— Stated problem —
Copy the records below exactly as they appear.
------ Data supplied ------
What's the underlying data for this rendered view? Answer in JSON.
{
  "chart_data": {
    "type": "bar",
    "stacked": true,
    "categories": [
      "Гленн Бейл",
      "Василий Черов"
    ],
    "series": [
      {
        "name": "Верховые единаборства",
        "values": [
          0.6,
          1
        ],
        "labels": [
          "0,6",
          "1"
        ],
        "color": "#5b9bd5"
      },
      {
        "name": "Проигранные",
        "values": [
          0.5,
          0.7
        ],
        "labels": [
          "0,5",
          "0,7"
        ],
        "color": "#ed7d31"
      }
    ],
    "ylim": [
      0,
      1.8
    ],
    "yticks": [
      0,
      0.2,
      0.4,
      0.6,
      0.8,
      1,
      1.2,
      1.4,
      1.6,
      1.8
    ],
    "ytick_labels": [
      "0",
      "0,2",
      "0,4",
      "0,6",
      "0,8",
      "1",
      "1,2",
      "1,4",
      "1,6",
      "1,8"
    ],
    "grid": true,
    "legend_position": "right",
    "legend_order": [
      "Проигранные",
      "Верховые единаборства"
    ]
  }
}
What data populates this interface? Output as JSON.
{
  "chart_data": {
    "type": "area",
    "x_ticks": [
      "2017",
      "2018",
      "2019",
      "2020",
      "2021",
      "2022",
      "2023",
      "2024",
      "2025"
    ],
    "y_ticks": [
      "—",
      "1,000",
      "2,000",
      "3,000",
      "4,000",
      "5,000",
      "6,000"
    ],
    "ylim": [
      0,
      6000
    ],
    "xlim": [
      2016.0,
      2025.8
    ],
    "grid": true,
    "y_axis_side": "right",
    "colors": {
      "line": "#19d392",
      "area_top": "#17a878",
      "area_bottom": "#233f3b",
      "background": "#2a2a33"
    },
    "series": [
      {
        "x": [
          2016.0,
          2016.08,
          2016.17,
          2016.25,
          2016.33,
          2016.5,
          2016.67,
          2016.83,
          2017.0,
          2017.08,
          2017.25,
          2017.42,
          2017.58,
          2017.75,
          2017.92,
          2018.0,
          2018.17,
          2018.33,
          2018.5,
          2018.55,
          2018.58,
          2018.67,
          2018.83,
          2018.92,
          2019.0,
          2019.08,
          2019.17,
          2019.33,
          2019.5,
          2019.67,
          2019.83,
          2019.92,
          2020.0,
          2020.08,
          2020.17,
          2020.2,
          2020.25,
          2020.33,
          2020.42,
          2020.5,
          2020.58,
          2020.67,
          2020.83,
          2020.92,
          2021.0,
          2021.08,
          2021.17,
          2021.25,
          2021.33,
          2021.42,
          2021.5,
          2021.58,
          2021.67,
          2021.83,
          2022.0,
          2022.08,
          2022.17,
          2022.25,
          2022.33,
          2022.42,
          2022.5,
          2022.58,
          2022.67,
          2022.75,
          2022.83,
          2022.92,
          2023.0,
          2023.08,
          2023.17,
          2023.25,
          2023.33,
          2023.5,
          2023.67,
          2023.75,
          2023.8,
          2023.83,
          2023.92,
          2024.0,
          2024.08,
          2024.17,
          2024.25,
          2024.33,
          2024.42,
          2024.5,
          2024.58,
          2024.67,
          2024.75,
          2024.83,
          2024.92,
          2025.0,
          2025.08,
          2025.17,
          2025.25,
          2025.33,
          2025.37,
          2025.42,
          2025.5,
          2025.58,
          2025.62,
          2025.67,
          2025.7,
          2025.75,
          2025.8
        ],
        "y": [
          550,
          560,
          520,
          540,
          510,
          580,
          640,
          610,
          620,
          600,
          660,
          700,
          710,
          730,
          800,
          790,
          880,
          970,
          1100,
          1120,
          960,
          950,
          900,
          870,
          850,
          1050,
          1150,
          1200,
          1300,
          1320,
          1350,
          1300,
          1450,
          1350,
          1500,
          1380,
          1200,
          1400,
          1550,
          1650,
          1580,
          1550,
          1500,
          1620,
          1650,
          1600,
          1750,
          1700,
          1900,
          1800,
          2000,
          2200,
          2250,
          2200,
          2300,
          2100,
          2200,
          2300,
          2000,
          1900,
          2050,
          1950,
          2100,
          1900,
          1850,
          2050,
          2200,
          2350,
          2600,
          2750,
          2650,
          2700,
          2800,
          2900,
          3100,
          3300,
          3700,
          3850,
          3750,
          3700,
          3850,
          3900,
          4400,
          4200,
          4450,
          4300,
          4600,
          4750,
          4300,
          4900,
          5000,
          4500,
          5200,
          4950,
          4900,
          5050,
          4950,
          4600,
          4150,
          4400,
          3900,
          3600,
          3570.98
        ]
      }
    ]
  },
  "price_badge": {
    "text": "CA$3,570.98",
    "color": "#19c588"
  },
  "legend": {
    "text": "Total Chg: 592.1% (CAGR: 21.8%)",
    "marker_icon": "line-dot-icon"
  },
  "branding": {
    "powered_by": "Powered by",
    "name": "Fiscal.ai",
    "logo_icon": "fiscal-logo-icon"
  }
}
------
— Task solution —
What's the underlying data for this rendered view? Answer in JSON.
{
  "chart_data": {
    "type": "bar",
    "stacked": true,
    "categories": [
      "Гленн Бейл",
      "Василий Черов"
    ],
    "series": [
      {
        "name": "Верховые единаборства",
        "values": [
          0.6,
          1
        ],
        "labels": [
          "0,6",
          "1"
        ],
        "color": "#5b9bd5"
      },
      {
        "name": "Проигранные",
        "values": [
          0.5,
          0.7
        ],
        "labels": [
          "0,5",
          "0,7"
        ],
        "color": "#ed7d31"
      }
    ],
    "ylim": [
      0,
      1.8
    ],
    "yticks": [
      0,
      0.2,
      0.4,
      0.6,
      0.8,
      1,
      1.2,
      1.4,
      1.6,
      1.8
    ],
    "ytick_labels": [
      "0",
      "0,2",
      "0,4",
      "0,6",
      "0,8",
      "1",
      "1,2",
      "1,4",
      "1,6",
      "1,8"
    ],
    "grid": true,
    "legend_position": "right",
    "legend_order": [
      "Проигранные",
      "Верховые единаборства"
    ]
  }
}
What data populates this interface? Output as JSON.
{
  "chart_data": {
    "type": "area",
    "x_ticks": [
      "2017",
      "2018",
      "2019",
      "2020",
      "2021",
      "2022",
      "2023",
      "2024",
      "2025"
    ],
    "y_ticks": [
      "—",
      "1,000",
      "2,000",
      "3,000",
      "4,000",
      "5,000",
      "6,000"
    ],
    "ylim": [
      0,
      6000
    ],
    "xlim": [
      2016.0,
      2025.8
    ],
    "grid": true,
    "y_axis_side": "right",
    "colors": {
      "line": "#19d392",
      "area_top": "#17a878",
      "area_bottom": "#233f3b",
      "background": "#2a2a33"
    },
    "series": [
      {
        "x": [
          2016.0,
          2016.08,
          2016.17,
          2016.25,
          2016.33,
          2016.5,
          2016.67,
          2016.83,
          2017.0,
          2017.08,
          2017.25,
          2017.42,
          2017.58,
          2017.75,
          2017.92,
          2018.0,
          2018.17,
          2018.33,
          2018.5,
          2018.55,
          2018.58,
          2018.67,
          2018.83,
          2018.92,
          2019.0,
          2019.08,
          2019.17,
          2019.33,
          2019.5,
          2019.67,
          2019.83,
          2019.92,
          2020.0,
          2020.08,
          2020.17,
          2020.2,
          2020.25,
          2020.33,
          2020.42,
          2020.5,
          2020.58,
          2020.67,
          2020.83,
          2020.92,
          2021.0,
          2021.08,
          2021.17,
          2021.25,
          2021.33,
          2021.42,
          2021.5,
          2021.58,
          2021.67,
          2021.83,
          2022.0,
          2022.08,
          2022.17,
          2022.25,
          2022.33,
          2022.42,
          2022.5,
          2022.58,
          2022.67,
          2022.75,
          2022.83,
          2022.92,
          2023.0,
          2023.08,
          2023.17,
          2023.25,
          2023.33,
          2023.5,
          2023.67,
          2023.75,
          2023.8,
          2023.83,
          2023.92,
          2024.0,
          2024.08,
          2024.17,
          2024.25,
          2024.33,
          2024.42,
          2024.5,
          2024.58,
          2024.67,
          2024.75,
          2024.83,
          2024.92,
          2025.0,
          2025.08,
          2025.17,
          2025.25,
          2025.33,
          2025.37,
          2025.42,
          2025.5,
          2025.58,
          2025.62,
          2025.67,
          2025.7,
          2025.75,
          2025.8
        ],
        "y": [
          550,
          560,
          520,
          540,
          510,
          580,
          640,
          610,
          620,
          600,
          660,
          700,
          710,
          730,
          800,
          790,
          880,
          970,
          1100,
          1120,
          960,
          950,
          900,
          870,
          850,
          1050,
          1150,
          1200,
          1300,
          1320,
          1350,
          1300,
          1450,
          1350,
          1500,
          1380,
          1200,
          1400,
          1550,
          1650,
          1580,
          1550,
          1500,
          1620,
          1650,
          1600,
          1750,
          1700,
          1900,
          1800,
          2000,
          2200,
          2250,
          2200,
          2300,
          2100,
          2200,
          2300,
          2000,
          1900,
          2050,
          1950,
          2100,
          1900,
          1850,
          2050,
          2200,
          2350,
          2600,
          2750,
          2650,
          2700,
          2800,
          2900,
          3100,
          3300,
          3700,
          3850,
          3750,
          3700,
          3850,
          3900,
          4400,
          4200,
          4450,
          4300,
          4600,
          4750,
          4300,
          4900,
          5000,
          4500,
          5200,
          4950,
          4900,
          5050,
          4950,
          4600,
          4150,
          4400,
          3900,
          3600,
          3570.98
        ]
      }
    ]
  },
  "price_badge": {
    "text": "CA$3,570.98",
    "color": "#19c588"
  },
  "legend": {
    "text": "Total Chg: 592.1% (CAGR: 21.8%)",
    "marker_icon": "line-dot-icon"
  },
  "branding": {
    "powered_by": "Powered by",
    "name": "Fiscal.ai",
    "logo_icon": "fiscal-logo-icon"
  }
}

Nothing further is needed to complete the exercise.